Element and region data
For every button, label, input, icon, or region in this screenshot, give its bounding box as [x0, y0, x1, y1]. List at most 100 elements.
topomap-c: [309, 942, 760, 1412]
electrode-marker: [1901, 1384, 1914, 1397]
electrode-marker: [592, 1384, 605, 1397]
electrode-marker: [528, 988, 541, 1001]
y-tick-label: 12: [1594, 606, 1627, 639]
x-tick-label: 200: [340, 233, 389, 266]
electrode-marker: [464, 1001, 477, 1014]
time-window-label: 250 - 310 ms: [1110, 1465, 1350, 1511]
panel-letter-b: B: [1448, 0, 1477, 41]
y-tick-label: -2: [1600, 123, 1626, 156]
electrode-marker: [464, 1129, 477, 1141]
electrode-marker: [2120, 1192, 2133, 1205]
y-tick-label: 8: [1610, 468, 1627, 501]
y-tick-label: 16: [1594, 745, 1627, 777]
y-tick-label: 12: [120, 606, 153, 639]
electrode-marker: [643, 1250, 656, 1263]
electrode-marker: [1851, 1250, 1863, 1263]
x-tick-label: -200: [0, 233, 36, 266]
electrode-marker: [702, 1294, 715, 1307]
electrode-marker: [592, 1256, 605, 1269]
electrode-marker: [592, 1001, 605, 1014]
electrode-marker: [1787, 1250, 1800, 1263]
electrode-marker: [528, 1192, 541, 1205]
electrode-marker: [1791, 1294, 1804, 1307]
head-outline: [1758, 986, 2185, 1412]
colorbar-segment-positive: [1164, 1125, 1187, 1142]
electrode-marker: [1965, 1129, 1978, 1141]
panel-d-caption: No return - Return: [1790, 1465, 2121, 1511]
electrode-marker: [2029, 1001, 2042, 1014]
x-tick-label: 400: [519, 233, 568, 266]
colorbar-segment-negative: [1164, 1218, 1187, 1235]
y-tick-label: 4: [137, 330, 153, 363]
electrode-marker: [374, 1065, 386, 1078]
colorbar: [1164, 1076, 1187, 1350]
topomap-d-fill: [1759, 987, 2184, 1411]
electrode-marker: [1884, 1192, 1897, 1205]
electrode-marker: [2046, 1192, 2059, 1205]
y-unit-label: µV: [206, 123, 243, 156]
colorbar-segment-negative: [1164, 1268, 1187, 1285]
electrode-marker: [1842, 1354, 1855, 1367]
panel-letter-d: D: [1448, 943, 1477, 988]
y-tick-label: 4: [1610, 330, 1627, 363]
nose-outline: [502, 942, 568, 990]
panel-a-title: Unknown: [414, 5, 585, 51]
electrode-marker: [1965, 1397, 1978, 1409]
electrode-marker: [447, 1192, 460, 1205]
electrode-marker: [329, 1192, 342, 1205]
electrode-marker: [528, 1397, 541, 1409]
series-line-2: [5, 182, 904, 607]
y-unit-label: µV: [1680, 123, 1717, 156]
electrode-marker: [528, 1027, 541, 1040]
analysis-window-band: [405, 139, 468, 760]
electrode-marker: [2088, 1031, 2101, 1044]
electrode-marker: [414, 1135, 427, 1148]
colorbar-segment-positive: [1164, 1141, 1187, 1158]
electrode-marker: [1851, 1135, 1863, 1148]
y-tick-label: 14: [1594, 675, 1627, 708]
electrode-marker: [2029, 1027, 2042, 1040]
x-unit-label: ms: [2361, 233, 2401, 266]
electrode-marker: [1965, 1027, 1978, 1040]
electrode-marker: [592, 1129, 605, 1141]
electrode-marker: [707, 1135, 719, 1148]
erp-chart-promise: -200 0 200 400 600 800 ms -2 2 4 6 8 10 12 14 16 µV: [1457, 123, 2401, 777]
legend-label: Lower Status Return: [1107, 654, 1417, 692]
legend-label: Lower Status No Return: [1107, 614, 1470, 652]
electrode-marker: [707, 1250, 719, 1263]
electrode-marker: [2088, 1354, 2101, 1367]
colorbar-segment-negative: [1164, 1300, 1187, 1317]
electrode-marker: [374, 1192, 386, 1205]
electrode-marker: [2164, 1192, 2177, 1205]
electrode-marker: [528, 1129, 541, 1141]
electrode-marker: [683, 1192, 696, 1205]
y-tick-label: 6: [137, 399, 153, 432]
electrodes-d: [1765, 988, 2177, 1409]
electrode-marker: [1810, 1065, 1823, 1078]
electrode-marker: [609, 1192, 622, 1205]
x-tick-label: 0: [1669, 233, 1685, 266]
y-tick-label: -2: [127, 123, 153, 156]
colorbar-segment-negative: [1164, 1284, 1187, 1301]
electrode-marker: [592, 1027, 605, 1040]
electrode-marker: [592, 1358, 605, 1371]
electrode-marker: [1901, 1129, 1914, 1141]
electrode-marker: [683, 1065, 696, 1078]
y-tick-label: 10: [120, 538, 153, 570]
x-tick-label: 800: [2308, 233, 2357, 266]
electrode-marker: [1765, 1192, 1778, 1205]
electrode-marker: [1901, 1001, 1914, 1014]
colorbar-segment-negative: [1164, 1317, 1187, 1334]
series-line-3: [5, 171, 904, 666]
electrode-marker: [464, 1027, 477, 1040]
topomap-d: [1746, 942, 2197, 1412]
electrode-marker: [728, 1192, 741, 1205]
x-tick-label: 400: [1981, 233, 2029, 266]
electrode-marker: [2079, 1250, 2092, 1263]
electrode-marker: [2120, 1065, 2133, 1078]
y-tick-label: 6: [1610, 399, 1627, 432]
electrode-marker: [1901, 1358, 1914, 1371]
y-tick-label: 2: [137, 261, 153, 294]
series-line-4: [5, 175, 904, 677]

DIRECTIONS
Set out the listing lines above as a numbered list, starting at the first line of the listing and ending at the line that contains "electrode-marker: [592, 1001, 605, 1014]", with both of those lines included. Omit any blank lines.

EXPECTED OUTPUT
1. For every button, label, input, icon, or region in this screenshot, give its bounding box as [x0, y0, x1, y1]. List at most 100 elements.
2. topomap-c: [309, 942, 760, 1412]
3. electrode-marker: [1901, 1384, 1914, 1397]
4. electrode-marker: [592, 1384, 605, 1397]
5. electrode-marker: [528, 988, 541, 1001]
6. y-tick-label: 12: [1594, 606, 1627, 639]
7. x-tick-label: 200: [340, 233, 389, 266]
8. electrode-marker: [464, 1001, 477, 1014]
9. time-window-label: 250 - 310 ms: [1110, 1465, 1350, 1511]
10. panel-letter-b: B: [1448, 0, 1477, 41]
11. y-tick-label: -2: [1600, 123, 1626, 156]
12. electrode-marker: [464, 1129, 477, 1141]
13. electrode-marker: [2120, 1192, 2133, 1205]
14. y-tick-label: 8: [1610, 468, 1627, 501]
15. y-tick-label: 16: [1594, 745, 1627, 777]
16. y-tick-label: 12: [120, 606, 153, 639]
17. electrode-marker: [643, 1250, 656, 1263]
18. electrode-marker: [1851, 1250, 1863, 1263]
19. x-tick-label: -200: [0, 233, 36, 266]
20. electrode-marker: [702, 1294, 715, 1307]
21. electrode-marker: [592, 1256, 605, 1269]
22. electrode-marker: [592, 1001, 605, 1014]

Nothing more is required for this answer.